## How to complete this task
Once you have checked each line below for the word "informatie", give the number of lines that have it and nothing further.

## Stored records
● ● ● ● ●

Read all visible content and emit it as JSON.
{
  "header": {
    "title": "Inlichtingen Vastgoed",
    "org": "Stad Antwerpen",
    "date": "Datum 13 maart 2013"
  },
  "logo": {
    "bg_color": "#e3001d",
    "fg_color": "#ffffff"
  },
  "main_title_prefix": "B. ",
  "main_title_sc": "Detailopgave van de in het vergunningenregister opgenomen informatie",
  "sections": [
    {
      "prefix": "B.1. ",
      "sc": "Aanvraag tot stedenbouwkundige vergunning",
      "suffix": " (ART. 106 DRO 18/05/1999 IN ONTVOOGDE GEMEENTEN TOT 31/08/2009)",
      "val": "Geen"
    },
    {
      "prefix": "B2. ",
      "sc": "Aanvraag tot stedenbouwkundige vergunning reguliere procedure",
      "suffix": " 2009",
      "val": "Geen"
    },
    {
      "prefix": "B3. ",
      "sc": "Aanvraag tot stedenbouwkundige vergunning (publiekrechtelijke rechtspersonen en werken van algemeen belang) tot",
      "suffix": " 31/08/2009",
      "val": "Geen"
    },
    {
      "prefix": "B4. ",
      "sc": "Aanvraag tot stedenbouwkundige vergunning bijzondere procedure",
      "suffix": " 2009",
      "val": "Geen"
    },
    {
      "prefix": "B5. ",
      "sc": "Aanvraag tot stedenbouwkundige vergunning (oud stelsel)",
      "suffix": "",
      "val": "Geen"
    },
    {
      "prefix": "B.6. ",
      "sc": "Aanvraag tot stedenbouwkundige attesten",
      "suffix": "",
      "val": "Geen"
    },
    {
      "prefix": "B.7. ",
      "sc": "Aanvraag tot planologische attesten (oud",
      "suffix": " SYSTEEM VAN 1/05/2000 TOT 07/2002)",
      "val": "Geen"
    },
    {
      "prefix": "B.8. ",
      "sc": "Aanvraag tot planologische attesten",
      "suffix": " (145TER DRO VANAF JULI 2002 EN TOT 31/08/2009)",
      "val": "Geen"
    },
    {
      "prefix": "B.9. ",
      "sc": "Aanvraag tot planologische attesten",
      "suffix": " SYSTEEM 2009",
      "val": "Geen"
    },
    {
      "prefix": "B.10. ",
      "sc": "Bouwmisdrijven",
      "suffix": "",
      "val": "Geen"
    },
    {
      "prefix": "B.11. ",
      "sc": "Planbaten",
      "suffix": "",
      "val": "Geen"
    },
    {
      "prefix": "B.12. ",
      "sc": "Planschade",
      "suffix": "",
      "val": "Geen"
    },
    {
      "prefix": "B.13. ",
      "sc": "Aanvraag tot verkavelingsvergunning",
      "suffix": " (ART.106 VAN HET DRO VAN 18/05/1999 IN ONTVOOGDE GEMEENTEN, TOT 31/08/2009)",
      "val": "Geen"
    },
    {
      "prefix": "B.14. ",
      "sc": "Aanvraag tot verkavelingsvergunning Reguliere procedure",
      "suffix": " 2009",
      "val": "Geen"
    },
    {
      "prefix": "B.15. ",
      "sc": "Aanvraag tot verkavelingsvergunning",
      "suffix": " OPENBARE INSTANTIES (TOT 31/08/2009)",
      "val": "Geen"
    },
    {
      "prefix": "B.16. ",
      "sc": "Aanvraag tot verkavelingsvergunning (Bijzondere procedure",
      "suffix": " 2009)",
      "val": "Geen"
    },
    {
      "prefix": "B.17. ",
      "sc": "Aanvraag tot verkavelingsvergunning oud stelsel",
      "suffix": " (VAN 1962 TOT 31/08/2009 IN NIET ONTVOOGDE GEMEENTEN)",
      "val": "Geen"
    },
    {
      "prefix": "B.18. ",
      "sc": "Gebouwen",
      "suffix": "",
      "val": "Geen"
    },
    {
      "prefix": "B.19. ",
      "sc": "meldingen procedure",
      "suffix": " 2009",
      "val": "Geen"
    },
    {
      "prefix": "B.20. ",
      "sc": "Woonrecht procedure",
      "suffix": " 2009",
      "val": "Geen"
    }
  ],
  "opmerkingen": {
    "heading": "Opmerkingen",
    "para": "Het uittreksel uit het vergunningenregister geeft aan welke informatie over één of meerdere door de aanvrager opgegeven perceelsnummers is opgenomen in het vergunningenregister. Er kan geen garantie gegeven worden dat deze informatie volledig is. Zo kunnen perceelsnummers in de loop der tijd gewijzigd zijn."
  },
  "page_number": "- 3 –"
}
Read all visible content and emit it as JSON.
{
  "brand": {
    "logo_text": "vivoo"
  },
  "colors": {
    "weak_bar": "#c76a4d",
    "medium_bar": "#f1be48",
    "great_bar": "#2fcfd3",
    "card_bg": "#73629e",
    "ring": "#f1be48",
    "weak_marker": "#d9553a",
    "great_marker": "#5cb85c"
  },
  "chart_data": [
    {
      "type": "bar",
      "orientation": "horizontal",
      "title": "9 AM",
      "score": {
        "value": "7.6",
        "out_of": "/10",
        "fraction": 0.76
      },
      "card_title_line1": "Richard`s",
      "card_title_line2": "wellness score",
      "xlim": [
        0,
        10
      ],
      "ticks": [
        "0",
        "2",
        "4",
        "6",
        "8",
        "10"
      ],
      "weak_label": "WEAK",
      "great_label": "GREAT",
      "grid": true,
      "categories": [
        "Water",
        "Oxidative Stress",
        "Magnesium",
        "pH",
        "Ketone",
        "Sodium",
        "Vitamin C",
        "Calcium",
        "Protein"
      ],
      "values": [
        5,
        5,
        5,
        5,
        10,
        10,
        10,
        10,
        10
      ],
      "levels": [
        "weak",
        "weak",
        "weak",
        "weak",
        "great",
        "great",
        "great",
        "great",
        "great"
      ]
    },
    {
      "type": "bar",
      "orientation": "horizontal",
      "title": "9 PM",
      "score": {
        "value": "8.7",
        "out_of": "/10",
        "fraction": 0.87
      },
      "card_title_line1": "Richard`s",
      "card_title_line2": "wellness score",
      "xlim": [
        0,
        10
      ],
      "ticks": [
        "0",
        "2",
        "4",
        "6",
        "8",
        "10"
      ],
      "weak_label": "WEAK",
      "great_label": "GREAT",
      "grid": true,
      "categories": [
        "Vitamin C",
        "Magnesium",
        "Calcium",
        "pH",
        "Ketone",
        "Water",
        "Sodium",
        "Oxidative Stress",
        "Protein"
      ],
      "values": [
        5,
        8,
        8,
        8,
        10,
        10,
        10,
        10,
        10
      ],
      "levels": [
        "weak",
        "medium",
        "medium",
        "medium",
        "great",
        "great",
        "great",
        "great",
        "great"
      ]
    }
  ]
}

● ● ● ● ●

## Response to this task
2